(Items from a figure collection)

__________________________________________________

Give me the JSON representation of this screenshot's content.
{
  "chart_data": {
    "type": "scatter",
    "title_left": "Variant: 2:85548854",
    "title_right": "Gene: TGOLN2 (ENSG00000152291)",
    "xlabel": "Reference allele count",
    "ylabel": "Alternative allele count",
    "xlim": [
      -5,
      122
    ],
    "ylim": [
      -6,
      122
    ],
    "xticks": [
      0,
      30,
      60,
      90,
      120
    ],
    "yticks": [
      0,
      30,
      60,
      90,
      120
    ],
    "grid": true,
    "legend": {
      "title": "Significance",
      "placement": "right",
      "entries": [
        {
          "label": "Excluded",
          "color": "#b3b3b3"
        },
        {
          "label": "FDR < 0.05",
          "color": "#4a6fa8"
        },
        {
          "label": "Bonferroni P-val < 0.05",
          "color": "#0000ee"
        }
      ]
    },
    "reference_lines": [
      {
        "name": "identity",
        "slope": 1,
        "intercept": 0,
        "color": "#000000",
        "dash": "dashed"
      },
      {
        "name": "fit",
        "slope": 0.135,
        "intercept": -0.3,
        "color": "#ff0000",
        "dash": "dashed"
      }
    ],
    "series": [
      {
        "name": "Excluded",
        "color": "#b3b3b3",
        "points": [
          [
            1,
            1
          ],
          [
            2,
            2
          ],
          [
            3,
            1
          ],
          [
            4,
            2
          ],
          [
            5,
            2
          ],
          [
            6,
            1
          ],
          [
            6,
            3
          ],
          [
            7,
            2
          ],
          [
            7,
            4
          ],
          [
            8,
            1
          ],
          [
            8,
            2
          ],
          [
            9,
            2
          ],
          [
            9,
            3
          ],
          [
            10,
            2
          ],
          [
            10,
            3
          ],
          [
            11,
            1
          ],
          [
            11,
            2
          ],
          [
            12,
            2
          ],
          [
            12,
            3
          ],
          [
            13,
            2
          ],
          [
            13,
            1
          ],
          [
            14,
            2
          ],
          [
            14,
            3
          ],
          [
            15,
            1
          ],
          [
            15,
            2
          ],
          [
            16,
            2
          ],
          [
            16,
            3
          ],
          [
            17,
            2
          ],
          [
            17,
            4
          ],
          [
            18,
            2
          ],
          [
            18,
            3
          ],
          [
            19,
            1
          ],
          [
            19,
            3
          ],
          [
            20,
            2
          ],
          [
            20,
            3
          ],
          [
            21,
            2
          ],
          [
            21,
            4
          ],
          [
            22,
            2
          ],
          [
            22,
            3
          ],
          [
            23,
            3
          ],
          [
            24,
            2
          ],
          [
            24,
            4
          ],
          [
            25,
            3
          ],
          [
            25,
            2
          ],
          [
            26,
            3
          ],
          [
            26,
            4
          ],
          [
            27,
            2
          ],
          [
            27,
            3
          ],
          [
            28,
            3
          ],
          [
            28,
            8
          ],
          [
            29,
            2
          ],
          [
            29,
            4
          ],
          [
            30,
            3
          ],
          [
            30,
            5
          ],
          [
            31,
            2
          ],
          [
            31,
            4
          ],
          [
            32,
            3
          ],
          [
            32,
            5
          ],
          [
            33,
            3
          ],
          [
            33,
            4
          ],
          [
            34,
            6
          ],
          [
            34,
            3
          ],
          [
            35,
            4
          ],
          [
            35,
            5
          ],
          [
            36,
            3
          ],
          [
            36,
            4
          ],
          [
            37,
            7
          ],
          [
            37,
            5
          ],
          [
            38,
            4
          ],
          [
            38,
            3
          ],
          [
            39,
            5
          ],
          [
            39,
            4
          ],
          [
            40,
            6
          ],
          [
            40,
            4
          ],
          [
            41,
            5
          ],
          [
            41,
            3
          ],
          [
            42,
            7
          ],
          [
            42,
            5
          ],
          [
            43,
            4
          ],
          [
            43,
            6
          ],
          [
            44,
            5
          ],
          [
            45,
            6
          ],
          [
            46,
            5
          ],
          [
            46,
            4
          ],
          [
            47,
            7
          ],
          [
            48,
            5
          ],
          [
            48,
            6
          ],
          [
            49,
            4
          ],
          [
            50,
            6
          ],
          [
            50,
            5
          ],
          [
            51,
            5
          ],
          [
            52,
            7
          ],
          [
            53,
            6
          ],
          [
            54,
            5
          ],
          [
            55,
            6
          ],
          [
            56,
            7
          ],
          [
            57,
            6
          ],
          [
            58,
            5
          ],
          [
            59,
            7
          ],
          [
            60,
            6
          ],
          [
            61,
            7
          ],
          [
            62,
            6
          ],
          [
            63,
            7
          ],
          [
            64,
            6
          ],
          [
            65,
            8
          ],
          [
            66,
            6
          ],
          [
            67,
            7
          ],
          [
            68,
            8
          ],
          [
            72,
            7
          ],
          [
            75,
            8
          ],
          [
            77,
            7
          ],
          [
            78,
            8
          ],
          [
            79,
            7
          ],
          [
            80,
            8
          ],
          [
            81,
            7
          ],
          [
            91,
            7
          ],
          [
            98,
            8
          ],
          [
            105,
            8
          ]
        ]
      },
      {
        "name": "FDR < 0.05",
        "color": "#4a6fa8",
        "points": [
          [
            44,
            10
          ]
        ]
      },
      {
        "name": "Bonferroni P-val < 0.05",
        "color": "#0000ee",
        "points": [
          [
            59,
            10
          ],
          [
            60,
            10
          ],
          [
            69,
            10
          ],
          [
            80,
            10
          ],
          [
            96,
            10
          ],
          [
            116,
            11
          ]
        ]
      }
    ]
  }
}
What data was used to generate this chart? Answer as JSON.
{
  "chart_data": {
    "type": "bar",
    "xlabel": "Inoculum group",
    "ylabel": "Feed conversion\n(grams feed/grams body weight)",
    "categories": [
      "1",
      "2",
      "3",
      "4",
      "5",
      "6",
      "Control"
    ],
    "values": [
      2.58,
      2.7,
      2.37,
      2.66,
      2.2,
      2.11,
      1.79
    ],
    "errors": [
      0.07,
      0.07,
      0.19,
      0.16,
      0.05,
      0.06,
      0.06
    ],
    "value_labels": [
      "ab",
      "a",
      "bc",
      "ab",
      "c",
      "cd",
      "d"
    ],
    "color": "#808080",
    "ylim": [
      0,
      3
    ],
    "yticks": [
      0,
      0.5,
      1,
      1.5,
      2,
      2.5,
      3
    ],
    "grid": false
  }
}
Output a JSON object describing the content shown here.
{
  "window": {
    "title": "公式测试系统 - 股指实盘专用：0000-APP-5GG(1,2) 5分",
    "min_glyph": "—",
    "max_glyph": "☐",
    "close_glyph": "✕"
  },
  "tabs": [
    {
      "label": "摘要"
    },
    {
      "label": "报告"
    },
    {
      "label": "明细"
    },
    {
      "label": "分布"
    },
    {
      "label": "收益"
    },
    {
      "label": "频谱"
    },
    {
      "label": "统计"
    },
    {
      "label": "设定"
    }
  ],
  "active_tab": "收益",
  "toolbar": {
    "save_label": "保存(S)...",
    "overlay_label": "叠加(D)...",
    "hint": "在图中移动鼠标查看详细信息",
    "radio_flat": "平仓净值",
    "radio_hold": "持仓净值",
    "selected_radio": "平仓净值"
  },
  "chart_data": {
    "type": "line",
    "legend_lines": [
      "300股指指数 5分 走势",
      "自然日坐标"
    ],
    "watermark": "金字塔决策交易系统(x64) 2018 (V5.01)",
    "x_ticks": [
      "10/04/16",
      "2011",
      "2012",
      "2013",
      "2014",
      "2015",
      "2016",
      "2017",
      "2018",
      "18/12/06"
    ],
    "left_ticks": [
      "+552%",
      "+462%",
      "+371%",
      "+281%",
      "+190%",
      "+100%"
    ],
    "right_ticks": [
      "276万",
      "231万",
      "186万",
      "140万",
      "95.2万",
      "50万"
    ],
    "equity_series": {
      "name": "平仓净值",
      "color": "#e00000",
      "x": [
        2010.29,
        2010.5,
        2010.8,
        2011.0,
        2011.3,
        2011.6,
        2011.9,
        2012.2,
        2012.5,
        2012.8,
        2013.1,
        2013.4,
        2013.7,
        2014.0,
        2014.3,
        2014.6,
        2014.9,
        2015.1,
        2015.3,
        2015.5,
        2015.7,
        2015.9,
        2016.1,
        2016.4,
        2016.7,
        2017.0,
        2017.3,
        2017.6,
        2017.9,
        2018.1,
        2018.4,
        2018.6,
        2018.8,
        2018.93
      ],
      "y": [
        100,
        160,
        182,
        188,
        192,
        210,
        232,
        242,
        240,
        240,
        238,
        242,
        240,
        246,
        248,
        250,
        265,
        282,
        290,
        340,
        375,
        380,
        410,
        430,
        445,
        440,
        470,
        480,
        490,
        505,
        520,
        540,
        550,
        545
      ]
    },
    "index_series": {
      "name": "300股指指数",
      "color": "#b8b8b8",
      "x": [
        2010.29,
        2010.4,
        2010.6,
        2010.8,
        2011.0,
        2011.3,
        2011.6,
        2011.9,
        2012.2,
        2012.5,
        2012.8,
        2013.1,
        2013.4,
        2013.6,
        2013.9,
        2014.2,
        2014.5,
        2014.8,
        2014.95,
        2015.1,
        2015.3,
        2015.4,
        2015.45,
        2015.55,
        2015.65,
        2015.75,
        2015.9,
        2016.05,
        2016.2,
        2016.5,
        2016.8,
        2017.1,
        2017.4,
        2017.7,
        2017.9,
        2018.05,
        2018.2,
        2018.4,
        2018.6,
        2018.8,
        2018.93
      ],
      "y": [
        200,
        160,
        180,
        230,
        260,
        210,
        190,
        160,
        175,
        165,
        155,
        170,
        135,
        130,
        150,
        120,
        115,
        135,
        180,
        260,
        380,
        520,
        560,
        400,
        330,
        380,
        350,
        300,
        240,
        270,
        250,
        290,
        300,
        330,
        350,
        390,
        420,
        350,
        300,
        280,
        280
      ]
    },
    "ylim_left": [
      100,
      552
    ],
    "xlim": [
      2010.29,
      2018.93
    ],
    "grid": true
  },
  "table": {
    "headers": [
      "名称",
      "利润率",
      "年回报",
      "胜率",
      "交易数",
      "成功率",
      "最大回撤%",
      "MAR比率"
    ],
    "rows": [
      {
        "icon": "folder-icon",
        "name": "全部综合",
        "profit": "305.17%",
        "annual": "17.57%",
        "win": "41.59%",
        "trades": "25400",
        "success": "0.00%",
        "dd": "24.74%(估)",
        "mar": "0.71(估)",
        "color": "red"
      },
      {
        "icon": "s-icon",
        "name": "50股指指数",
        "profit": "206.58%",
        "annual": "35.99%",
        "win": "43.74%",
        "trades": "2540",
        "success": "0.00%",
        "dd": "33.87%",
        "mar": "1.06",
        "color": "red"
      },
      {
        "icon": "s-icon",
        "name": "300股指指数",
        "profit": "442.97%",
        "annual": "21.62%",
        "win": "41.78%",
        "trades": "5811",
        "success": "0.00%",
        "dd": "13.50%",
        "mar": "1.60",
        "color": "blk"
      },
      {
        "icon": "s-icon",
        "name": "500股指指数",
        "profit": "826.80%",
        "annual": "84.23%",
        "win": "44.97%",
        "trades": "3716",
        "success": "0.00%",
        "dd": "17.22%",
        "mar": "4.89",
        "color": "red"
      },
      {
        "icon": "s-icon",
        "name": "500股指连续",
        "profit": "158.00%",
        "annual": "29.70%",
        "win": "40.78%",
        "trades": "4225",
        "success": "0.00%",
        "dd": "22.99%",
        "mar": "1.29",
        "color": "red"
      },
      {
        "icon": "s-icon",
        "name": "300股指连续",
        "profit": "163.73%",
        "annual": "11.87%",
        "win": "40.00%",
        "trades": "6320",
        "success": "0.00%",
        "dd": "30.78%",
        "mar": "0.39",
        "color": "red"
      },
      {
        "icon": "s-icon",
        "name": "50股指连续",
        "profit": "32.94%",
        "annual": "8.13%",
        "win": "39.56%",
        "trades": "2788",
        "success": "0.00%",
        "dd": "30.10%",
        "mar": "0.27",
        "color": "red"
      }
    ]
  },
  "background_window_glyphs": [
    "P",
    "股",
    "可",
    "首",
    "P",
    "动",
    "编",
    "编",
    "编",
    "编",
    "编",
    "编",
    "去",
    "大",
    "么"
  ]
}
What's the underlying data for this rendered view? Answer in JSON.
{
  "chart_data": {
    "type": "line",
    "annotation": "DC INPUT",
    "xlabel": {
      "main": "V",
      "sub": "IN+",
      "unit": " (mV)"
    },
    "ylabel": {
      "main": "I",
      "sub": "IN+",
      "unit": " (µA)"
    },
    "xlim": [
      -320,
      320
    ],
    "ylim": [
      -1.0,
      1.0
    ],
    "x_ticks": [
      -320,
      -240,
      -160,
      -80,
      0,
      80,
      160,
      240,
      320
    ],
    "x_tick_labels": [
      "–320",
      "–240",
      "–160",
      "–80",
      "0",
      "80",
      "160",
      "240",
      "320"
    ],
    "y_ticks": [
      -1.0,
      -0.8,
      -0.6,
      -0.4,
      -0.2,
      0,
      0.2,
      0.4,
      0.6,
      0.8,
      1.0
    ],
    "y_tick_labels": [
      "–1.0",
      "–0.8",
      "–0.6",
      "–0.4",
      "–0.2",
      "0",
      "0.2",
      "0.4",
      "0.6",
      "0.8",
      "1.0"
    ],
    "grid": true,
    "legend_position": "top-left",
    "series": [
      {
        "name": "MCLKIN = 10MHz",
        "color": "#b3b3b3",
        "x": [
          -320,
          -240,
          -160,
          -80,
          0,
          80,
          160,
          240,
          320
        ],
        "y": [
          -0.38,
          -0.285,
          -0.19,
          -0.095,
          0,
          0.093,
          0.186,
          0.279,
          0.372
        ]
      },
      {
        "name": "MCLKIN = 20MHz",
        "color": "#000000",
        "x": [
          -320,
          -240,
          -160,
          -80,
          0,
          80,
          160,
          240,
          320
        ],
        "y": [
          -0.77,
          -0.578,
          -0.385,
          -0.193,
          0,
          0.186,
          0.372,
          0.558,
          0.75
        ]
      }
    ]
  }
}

__________________________________________________

Instruction
Copy all the lines above that hold the string "trades".

The answer
        "trades": "25400",
        "trades": "2540",
        "trades": "5811",
        "trades": "3716",
        "trades": "4225",
        "trades": "6320",
        "trades": "2788",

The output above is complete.